**BRIEF 1**
Reproduce everything in the excerpt about Sanford from "Attorney General Henry" down to "a legislative investigation.", renaming "State Law Enforcement Division" as "state police".
**BRIEF 2**
Extend the excerpt about Sanford, picking up right after its final sentence.

**EXCERPT PROVIDED**
Attorney General Henry McMaster has asked the State Law Enforcement Division to review all of Sanford's travel records to see if he broke any laws. State Rep. Vida Miller, a conservative Democrat, called for a legislative investigation.

"We have become an international embarrassment," she said. "At this point in time, I feel the well-being of our state is in jeopardy."

On Wednesday, Republican U.S. Rep. Gresham Barrett, a candidate for governor, became the first of the state's congressmen to call on Sanford to resign.

Though some state Senate Republicans have done the same, no one so far is talking seriously about going a step further and pressing for his removal. The state constitution allows the state's top elected officials to elevate the lieutenant governor if the governor is "unable to discharge the powers and duties of his office," but no law defines what that means.

"This section deals more with actual inability, on a respirator in a hospital because he's had a stroke or heart attack, not because he's nutty," said constitutional attorney John Harrell of Charleston, who could find no example of when the provision has been used. He said another example would be if Sanford had never returned from Argentina. "But I don't think a failure of personal life and being inappropriately lovestruck would necessarily rise to the level."

**RECORDS SUPPLIED**
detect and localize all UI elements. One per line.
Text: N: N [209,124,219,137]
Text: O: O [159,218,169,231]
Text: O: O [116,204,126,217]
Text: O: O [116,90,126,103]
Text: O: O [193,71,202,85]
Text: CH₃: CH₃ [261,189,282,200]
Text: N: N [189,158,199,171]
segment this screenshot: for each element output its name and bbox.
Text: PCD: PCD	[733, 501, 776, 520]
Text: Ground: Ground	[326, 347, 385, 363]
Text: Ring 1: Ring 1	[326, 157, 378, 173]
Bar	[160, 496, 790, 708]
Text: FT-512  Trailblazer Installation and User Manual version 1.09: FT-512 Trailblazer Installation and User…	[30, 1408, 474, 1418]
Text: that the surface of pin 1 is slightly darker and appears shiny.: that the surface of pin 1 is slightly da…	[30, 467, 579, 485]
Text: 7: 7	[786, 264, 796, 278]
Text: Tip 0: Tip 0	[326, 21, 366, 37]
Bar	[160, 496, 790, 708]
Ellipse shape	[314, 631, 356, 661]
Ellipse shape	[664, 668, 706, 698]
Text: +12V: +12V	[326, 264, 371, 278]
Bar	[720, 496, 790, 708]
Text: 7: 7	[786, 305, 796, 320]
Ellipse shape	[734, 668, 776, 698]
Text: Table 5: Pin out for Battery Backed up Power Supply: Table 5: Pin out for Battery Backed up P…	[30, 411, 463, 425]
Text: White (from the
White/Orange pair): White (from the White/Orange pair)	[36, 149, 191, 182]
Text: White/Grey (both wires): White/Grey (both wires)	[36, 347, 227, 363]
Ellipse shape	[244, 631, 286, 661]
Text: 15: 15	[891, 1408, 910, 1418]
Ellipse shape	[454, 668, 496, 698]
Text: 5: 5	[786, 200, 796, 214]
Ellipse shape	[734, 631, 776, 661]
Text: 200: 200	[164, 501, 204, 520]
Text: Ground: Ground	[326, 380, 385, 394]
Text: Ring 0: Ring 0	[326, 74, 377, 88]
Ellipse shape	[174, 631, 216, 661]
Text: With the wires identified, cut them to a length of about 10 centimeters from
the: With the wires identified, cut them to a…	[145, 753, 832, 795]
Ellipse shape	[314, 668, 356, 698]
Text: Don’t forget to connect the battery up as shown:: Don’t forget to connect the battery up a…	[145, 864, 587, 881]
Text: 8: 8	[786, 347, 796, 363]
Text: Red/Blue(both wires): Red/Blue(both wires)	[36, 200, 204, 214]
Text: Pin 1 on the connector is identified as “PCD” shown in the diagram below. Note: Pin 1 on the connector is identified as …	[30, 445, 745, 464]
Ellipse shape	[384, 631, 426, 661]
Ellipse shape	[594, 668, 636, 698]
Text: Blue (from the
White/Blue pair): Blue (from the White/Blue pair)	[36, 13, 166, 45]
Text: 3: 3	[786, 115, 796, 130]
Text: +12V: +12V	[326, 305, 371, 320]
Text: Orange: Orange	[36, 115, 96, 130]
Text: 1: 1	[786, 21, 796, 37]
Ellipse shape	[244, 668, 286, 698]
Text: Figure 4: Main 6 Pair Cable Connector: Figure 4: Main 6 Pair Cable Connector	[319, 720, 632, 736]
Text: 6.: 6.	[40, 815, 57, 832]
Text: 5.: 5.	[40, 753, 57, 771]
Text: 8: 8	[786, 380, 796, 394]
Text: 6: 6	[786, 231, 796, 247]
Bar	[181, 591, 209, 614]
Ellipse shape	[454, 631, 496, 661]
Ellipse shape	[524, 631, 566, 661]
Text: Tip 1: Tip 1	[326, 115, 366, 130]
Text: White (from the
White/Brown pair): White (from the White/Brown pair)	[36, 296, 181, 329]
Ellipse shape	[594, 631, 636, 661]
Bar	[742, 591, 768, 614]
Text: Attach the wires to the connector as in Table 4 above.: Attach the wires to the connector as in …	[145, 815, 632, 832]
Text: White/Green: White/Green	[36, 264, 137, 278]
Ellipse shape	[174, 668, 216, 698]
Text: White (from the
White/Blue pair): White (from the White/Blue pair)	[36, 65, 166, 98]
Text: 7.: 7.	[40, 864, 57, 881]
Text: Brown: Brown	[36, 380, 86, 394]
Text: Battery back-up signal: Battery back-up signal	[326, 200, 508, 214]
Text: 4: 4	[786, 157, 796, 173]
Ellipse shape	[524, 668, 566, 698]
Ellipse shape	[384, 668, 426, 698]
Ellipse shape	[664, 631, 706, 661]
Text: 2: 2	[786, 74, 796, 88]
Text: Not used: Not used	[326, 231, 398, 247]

**RESPONSE BOX 1**
Attorney General Henry McMaster has asked the state police to review all of Sanford's travel records to see if he broke any laws. State Rep. Vida Miller, a conservative Democrat, called for a legislative investigation.

**RESPONSE BOX 2**
Jenny Sanford, who found out about the relationship in January when she discovered a letter the governor had written to Chapur, did not immediately return messages seeking comment after Sanford's latest revelations Tuesday. The Sanfords have four sons.

Sen. John Courson, R-Columbia, said he has been speaking with Sanford daily and the governor is exhausted but fit to the lead the state.

"He's very tired and this has been a very traumatic experience for him," Courson said. "I don't detect any emotional instability in his voice or inflections."

But citizens are upset.

"You like to have faith in your governor and ultimately the governor of your state affects the people of the state more than your national representatives," said Kristen Nichols-Voyer, a 27-year-old attorney from Charleston. "It's sad. It's let a lot of people down."